[Data extracted from a collection]
==*==
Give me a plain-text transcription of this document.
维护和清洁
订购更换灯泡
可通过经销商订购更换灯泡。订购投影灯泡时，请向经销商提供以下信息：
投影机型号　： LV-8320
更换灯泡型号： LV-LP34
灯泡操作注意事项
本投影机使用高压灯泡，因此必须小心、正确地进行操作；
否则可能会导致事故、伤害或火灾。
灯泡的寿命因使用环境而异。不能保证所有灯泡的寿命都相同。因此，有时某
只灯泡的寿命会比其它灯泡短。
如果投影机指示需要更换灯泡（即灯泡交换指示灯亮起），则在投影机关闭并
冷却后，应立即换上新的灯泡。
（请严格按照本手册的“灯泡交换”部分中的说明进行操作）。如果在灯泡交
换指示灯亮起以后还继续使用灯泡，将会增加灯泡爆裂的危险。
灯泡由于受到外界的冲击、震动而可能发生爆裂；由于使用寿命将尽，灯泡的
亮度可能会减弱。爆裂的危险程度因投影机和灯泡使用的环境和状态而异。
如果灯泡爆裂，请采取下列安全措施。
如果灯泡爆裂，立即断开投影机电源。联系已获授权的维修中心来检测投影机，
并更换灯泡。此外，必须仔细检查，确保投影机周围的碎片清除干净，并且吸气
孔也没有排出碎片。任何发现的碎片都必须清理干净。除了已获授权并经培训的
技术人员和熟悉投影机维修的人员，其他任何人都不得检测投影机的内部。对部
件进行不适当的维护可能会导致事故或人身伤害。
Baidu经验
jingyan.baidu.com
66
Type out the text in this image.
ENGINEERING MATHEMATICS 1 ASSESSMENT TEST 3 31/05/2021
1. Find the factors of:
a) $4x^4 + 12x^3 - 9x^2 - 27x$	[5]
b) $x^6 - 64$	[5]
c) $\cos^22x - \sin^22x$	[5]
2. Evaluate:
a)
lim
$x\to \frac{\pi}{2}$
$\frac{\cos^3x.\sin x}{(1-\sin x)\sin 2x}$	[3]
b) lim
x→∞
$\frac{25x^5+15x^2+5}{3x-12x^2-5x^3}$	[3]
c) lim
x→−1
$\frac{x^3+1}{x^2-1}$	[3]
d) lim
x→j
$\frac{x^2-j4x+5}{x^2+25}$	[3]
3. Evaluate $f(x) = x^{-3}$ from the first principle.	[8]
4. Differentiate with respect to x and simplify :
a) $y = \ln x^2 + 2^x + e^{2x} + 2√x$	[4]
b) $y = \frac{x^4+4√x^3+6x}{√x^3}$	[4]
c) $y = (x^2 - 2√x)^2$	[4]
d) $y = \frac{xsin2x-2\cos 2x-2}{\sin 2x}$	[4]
==*==
### [THE TASK]
Copy out the whole listing exactly as written.

### [RESPONSE]
Give me a plain-text transcription of this document.
维护和清洁
订购更换灯泡
可通过经销商订购更换灯泡。订购投影灯泡时，请向经销商提供以下信息：
投影机型号　： LV-8320
更换灯泡型号： LV-LP34
灯泡操作注意事项
本投影机使用高压灯泡，因此必须小心、正确地进行操作；
否则可能会导致事故、伤害或火灾。
灯泡的寿命因使用环境而异。不能保证所有灯泡的寿命都相同。因此，有时某
只灯泡的寿命会比其它灯泡短。
如果投影机指示需要更换灯泡（即灯泡交换指示灯亮起），则在投影机关闭并
冷却后，应立即换上新的灯泡。
（请严格按照本手册的“灯泡交换”部分中的说明进行操作）。如果在灯泡交
换指示灯亮起以后还继续使用灯泡，将会增加灯泡爆裂的危险。
灯泡由于受到外界的冲击、震动而可能发生爆裂；由于使用寿命将尽，灯泡的
亮度可能会减弱。爆裂的危险程度因投影机和灯泡使用的环境和状态而异。
如果灯泡爆裂，请采取下列安全措施。
如果灯泡爆裂，立即断开投影机电源。联系已获授权的维修中心来检测投影机，
并更换灯泡。此外，必须仔细检查，确保投影机周围的碎片清除干净，并且吸气
孔也没有排出碎片。任何发现的碎片都必须清理干净。除了已获授权并经培训的
技术人员和熟悉投影机维修的人员，其他任何人都不得检测投影机的内部。对部
件进行不适当的维护可能会导致事故或人身伤害。
Baidu经验
jingyan.baidu.com
66
Type out the text in this image.
ENGINEERING MATHEMATICS 1 ASSESSMENT TEST 3 31/05/2021
1. Find the factors of:
a) $4x^4 + 12x^3 - 9x^2 - 27x$	[5]
b) $x^6 - 64$	[5]
c) $\cos^22x - \sin^22x$	[5]
2. Evaluate:
a)
lim
$x\to \frac{\pi}{2}$
$\frac{\cos^3x.\sin x}{(1-\sin x)\sin 2x}$	[3]
b) lim
x→∞
$\frac{25x^5+15x^2+5}{3x-12x^2-5x^3}$	[3]
c) lim
x→−1
$\frac{x^3+1}{x^2-1}$	[3]
d) lim
x→j
$\frac{x^2-j4x+5}{x^2+25}$	[3]
3. Evaluate $f(x) = x^{-3}$ from the first principle.	[8]
4. Differentiate with respect to x and simplify :
a) $y = \ln x^2 + 2^x + e^{2x} + 2√x$	[4]
b) $y = \frac{x^4+4√x^3+6x}{√x^3}$	[4]
c) $y = (x^2 - 2√x)^2$	[4]
d) $y = \frac{xsin2x-2\cos 2x-2}{\sin 2x}$	[4]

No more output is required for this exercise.